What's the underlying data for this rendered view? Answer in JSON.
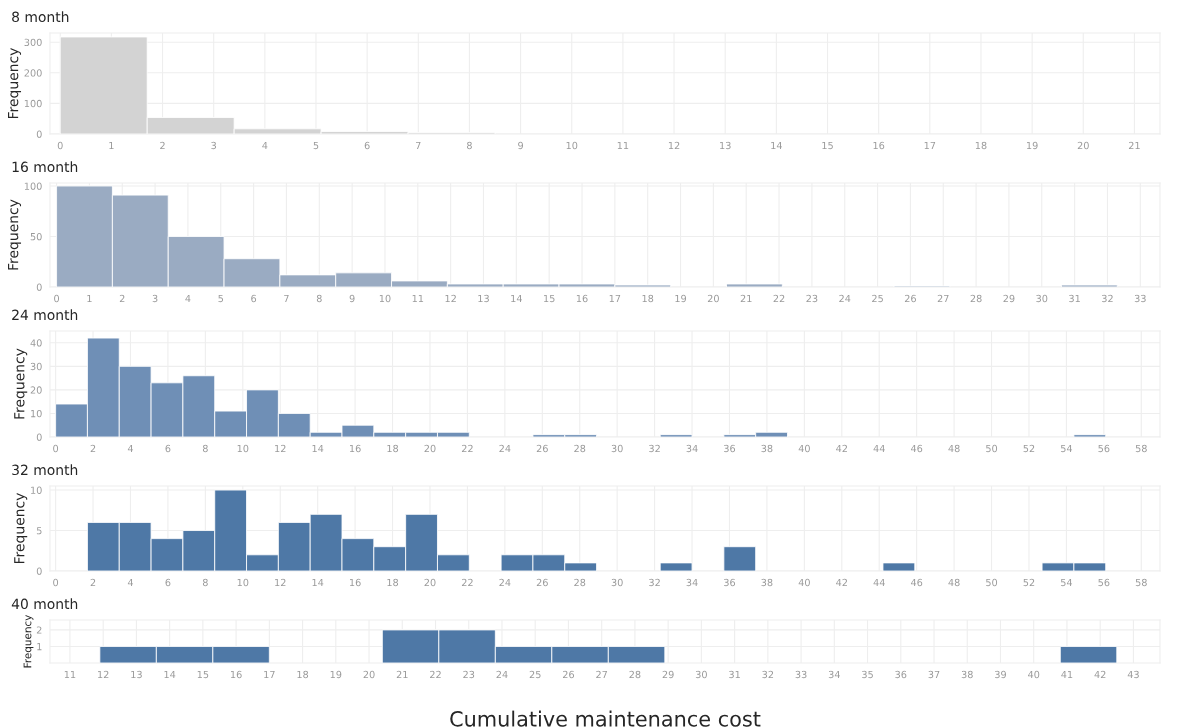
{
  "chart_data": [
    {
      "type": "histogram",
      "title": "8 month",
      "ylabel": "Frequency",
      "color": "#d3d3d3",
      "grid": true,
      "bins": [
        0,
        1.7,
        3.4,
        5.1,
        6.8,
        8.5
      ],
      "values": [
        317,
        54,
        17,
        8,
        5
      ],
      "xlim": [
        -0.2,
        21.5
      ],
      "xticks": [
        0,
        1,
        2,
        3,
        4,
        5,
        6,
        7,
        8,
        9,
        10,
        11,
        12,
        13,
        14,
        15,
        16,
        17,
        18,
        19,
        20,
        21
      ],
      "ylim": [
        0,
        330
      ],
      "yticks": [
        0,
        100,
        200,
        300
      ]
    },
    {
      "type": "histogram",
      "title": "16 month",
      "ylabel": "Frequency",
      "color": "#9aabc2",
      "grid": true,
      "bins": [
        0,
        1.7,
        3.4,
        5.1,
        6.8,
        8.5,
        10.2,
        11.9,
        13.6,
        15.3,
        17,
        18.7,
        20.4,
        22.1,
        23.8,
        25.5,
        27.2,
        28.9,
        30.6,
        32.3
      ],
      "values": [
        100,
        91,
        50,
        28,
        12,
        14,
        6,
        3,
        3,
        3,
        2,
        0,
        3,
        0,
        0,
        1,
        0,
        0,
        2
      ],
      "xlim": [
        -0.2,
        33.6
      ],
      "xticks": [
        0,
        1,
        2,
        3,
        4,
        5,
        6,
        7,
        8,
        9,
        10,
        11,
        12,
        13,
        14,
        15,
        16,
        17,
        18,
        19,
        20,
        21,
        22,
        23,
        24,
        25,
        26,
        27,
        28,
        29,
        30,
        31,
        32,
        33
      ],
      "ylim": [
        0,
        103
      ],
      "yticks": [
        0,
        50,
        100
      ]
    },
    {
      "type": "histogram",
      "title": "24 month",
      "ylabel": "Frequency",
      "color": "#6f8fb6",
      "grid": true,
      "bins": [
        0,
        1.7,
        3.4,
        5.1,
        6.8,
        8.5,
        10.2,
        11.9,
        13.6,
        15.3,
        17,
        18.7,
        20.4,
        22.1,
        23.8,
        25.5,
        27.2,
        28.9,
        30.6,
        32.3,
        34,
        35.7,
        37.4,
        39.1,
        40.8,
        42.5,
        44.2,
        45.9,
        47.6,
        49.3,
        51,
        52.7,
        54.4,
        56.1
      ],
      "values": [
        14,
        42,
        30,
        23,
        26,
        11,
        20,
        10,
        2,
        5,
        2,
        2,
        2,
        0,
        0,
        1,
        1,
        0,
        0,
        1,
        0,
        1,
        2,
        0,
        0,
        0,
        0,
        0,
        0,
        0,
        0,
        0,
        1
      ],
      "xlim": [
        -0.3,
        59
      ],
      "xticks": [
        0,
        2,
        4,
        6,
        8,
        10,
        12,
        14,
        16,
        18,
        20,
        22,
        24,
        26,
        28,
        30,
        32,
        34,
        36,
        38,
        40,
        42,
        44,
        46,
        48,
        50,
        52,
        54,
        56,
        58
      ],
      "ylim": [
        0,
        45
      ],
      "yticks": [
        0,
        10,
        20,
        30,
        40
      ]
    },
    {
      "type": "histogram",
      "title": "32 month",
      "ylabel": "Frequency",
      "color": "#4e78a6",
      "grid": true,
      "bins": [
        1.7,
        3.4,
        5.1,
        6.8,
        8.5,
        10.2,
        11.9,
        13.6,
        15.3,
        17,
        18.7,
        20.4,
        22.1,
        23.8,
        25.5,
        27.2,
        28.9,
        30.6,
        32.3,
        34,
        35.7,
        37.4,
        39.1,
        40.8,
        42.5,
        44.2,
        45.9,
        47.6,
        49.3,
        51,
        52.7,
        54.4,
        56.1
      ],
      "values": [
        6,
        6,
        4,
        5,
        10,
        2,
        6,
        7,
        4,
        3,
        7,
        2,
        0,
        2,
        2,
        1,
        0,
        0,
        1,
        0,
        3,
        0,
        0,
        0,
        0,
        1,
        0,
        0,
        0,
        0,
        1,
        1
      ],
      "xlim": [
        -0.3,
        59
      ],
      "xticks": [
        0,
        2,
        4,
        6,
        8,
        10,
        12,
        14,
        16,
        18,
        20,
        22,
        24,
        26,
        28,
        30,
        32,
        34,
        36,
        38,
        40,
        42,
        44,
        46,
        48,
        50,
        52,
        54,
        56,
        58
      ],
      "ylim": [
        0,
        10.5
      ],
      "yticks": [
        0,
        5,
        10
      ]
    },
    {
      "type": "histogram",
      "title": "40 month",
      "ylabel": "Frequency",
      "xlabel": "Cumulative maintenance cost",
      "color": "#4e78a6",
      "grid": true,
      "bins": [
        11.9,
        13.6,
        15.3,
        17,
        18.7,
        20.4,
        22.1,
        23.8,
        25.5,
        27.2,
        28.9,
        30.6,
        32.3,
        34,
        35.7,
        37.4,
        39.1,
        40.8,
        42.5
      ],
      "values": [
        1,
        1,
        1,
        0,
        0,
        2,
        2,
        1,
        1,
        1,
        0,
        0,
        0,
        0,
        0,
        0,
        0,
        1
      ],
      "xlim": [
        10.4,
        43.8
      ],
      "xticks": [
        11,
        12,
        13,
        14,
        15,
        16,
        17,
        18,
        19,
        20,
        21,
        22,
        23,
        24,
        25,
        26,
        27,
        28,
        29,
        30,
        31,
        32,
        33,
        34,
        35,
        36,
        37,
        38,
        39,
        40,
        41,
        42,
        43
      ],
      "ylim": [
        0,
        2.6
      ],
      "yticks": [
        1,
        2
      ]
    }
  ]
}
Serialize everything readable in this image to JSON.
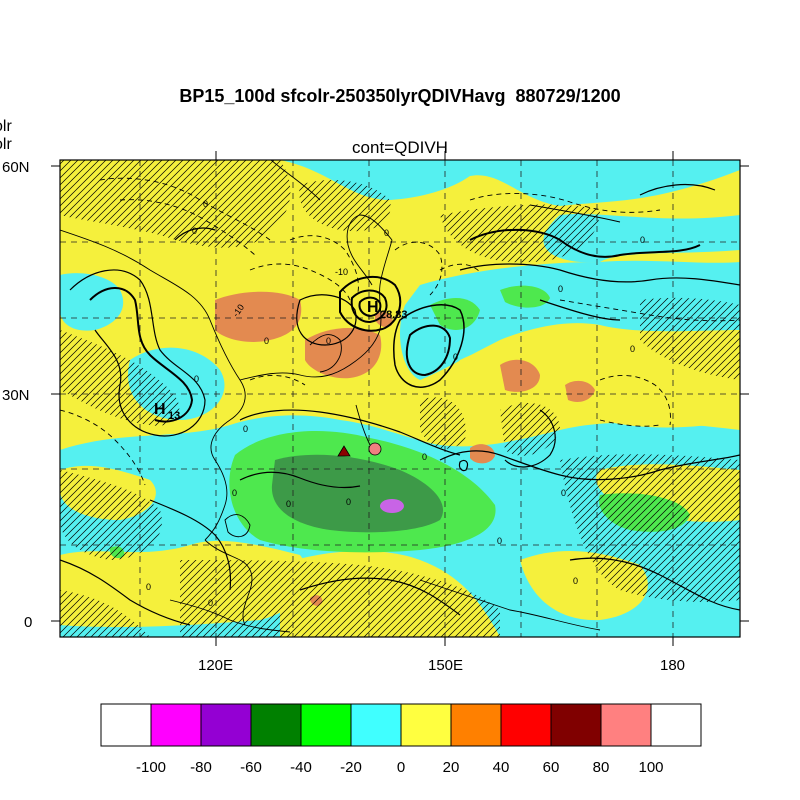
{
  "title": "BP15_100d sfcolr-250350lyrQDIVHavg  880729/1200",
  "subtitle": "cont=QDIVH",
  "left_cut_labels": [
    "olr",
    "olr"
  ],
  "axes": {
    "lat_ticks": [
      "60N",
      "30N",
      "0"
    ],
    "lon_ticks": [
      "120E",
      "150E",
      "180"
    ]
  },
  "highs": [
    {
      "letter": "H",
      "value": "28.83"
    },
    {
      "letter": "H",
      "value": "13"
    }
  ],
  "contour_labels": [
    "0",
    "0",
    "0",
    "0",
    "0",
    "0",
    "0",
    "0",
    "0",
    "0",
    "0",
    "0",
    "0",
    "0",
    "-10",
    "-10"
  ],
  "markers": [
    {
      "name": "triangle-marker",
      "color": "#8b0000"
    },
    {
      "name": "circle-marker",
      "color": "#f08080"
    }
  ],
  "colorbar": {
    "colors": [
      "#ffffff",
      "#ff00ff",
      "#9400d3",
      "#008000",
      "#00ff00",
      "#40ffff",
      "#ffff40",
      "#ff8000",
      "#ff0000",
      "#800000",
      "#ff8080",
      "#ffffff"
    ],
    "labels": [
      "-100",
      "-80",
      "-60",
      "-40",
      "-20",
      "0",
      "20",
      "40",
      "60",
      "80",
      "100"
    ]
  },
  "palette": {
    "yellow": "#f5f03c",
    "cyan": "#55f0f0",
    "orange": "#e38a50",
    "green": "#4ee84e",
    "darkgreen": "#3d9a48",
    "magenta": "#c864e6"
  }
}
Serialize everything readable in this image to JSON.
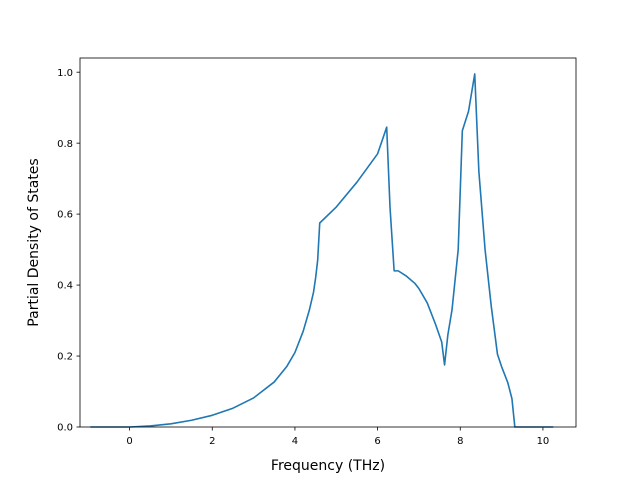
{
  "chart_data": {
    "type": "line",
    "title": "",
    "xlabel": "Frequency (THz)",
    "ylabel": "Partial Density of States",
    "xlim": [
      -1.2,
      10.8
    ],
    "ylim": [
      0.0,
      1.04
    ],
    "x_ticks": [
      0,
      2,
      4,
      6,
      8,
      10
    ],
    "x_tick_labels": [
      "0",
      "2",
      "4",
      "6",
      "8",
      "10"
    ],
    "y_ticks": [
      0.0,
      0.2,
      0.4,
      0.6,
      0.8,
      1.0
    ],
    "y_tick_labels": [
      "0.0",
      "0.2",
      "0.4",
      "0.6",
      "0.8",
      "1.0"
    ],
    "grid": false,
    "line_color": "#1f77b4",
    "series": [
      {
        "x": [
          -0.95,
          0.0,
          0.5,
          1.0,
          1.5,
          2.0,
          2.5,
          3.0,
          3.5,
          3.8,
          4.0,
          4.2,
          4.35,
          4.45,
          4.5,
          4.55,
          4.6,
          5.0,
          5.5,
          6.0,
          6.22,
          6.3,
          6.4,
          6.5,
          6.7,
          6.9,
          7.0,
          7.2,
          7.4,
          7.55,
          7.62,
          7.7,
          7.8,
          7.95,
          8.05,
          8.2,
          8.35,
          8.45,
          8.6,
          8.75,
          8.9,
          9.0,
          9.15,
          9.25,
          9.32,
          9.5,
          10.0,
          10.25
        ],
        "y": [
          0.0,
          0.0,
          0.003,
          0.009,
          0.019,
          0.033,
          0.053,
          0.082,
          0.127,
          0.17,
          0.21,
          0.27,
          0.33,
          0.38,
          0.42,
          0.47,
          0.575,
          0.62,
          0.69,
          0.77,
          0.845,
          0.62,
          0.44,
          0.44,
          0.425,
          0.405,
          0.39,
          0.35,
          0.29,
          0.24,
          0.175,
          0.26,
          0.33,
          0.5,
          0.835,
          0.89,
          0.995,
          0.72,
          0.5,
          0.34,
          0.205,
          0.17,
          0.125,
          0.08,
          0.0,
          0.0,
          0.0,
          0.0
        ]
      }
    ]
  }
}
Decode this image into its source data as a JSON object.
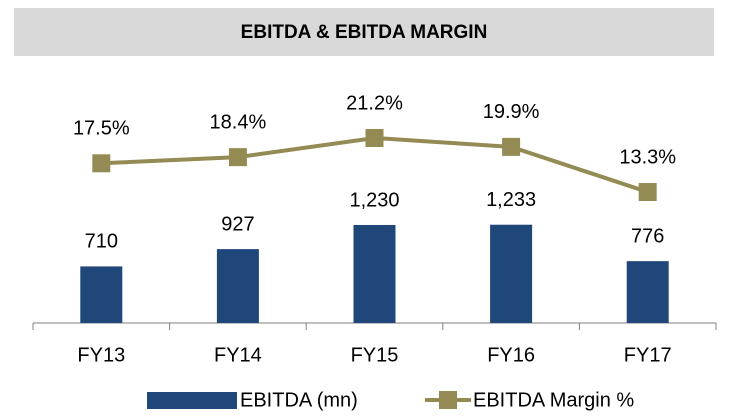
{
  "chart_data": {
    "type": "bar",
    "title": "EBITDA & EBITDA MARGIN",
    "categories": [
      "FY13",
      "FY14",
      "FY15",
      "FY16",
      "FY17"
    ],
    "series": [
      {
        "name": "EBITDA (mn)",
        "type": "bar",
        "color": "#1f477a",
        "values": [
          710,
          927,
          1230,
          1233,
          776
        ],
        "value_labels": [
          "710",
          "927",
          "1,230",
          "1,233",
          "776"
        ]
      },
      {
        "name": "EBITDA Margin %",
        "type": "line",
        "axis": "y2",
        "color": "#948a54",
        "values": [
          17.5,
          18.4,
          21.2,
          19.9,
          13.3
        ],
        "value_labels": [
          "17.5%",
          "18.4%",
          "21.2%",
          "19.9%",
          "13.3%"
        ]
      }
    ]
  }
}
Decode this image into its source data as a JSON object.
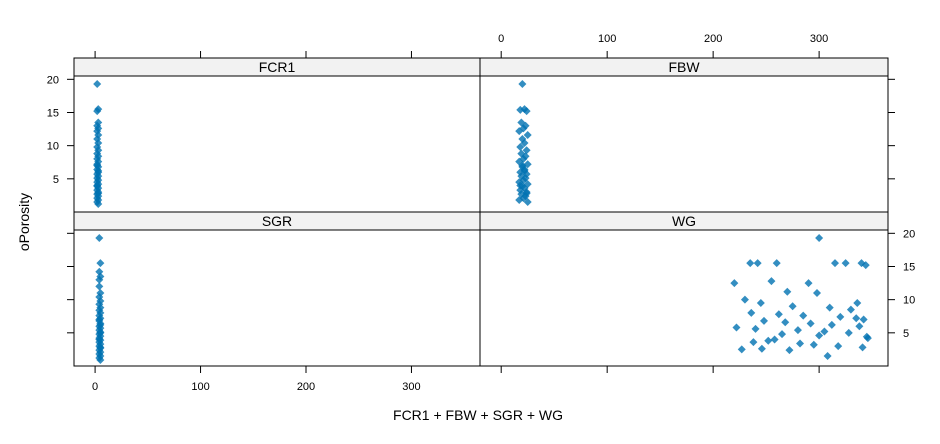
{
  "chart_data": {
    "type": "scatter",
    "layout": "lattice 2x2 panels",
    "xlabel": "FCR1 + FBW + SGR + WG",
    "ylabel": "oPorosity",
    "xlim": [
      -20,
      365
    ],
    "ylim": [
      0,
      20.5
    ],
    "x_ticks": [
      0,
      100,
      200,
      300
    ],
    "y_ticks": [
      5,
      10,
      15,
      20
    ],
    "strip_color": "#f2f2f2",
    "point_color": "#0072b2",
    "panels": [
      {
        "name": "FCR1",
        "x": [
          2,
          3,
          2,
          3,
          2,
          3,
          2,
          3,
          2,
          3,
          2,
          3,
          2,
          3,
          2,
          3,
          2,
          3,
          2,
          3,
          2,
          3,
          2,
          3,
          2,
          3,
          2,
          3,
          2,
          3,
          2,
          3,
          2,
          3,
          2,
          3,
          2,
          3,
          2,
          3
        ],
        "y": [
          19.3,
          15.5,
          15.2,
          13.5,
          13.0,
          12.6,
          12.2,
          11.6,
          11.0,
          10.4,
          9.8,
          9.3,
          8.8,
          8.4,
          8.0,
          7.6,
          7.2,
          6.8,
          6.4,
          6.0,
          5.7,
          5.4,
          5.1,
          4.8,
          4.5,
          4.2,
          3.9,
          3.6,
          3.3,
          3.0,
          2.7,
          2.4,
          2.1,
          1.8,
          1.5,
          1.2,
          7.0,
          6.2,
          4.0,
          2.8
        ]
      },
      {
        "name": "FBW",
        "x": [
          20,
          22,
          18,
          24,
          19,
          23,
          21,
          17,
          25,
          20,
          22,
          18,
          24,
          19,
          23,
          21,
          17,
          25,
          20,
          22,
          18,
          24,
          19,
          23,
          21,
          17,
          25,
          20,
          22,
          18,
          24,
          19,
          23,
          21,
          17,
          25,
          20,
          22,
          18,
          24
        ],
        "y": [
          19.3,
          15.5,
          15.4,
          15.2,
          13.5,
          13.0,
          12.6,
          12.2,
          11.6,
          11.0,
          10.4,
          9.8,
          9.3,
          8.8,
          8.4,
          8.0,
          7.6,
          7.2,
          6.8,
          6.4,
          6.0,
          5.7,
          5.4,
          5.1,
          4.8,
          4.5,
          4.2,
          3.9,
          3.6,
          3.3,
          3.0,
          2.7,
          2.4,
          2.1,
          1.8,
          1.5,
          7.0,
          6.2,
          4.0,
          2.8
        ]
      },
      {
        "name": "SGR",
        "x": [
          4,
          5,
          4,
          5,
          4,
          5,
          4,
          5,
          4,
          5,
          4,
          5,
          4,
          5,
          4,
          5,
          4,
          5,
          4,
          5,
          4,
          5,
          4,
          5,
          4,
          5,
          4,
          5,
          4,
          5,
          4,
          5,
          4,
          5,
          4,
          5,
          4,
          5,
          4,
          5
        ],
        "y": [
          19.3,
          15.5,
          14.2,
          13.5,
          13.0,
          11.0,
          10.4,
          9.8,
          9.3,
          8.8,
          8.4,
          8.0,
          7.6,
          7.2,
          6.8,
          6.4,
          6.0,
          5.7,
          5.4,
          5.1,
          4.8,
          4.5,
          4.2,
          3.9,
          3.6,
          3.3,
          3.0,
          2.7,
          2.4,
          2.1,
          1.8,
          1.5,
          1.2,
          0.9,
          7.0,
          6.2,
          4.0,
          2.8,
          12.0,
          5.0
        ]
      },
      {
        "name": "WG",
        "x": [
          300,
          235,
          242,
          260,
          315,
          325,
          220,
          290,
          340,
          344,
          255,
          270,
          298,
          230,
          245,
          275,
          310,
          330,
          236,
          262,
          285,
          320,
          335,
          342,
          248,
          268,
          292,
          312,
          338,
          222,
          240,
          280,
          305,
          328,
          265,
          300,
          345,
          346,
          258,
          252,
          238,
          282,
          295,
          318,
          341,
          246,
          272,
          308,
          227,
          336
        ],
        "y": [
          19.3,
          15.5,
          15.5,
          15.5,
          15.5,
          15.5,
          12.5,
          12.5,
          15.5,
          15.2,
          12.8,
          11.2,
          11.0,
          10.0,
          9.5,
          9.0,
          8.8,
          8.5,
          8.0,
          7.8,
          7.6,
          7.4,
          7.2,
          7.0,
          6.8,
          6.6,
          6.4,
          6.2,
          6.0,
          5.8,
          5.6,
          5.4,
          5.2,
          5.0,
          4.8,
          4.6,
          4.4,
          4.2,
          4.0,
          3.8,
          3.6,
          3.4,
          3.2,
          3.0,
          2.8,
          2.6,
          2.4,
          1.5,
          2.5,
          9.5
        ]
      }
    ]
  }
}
━━━━━━━━
**Problem description**
Pick out each line in the material containing "month".

**Response to this task**
      "title": "8 month",
      "title": "16 month",
      "title": "24 month",
      "title": "32 month",
      "title": "40 month",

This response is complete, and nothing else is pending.